● **WHAT IS BEING ASKED**: Copy out all of the data exactly as it appears.

● **GIVEN RECORDS**:
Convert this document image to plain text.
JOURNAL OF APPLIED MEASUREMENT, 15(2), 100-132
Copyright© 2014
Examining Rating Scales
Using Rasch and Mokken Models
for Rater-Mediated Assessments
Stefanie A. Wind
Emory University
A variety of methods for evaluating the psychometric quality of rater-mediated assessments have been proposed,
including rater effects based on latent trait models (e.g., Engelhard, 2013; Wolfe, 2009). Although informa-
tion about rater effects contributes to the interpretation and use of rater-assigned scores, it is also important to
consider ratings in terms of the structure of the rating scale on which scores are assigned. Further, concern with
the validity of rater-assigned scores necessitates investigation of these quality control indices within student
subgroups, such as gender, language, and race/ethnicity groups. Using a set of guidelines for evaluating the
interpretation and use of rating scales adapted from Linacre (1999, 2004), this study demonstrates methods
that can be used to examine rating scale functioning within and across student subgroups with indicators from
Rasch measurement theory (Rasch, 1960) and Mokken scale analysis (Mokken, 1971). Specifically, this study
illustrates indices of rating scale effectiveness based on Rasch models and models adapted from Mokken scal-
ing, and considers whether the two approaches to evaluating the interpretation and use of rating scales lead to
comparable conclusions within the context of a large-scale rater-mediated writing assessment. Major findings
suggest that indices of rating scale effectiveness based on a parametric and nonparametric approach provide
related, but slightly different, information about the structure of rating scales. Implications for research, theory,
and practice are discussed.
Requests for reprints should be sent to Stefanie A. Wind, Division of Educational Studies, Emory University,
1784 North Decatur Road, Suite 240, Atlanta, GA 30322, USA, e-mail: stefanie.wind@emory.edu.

● **RESPONSE TO THE EXERCISE**:
Convert this document image to plain text.
JOURNAL OF APPLIED MEASUREMENT, 15(2), 100-132
Copyright© 2014
Examining Rating Scales
Using Rasch and Mokken Models
for Rater-Mediated Assessments
Stefanie A. Wind
Emory University
A variety of methods for evaluating the psychometric quality of rater-mediated assessments have been proposed,
including rater effects based on latent trait models (e.g., Engelhard, 2013; Wolfe, 2009). Although informa-
tion about rater effects contributes to the interpretation and use of rater-assigned scores, it is also important to
consider ratings in terms of the structure of the rating scale on which scores are assigned. Further, concern with
the validity of rater-assigned scores necessitates investigation of these quality control indices within student
subgroups, such as gender, language, and race/ethnicity groups. Using a set of guidelines for evaluating the
interpretation and use of rating scales adapted from Linacre (1999, 2004), this study demonstrates methods
that can be used to examine rating scale functioning within and across student subgroups with indicators from
Rasch measurement theory (Rasch, 1960) and Mokken scale analysis (Mokken, 1971). Specifically, this study
illustrates indices of rating scale effectiveness based on Rasch models and models adapted from Mokken scal-
ing, and considers whether the two approaches to evaluating the interpretation and use of rating scales lead to
comparable conclusions within the context of a large-scale rater-mediated writing assessment. Major findings
suggest that indices of rating scale effectiveness based on a parametric and nonparametric approach provide
related, but slightly different, information about the structure of rating scales. Implications for research, theory,
and practice are discussed.
Requests for reprints should be sent to Stefanie A. Wind, Division of Educational Studies, Emory University,
1784 North Decatur Road, Suite 240, Atlanta, GA 30322, USA, e-mail: stefanie.wind@emory.edu.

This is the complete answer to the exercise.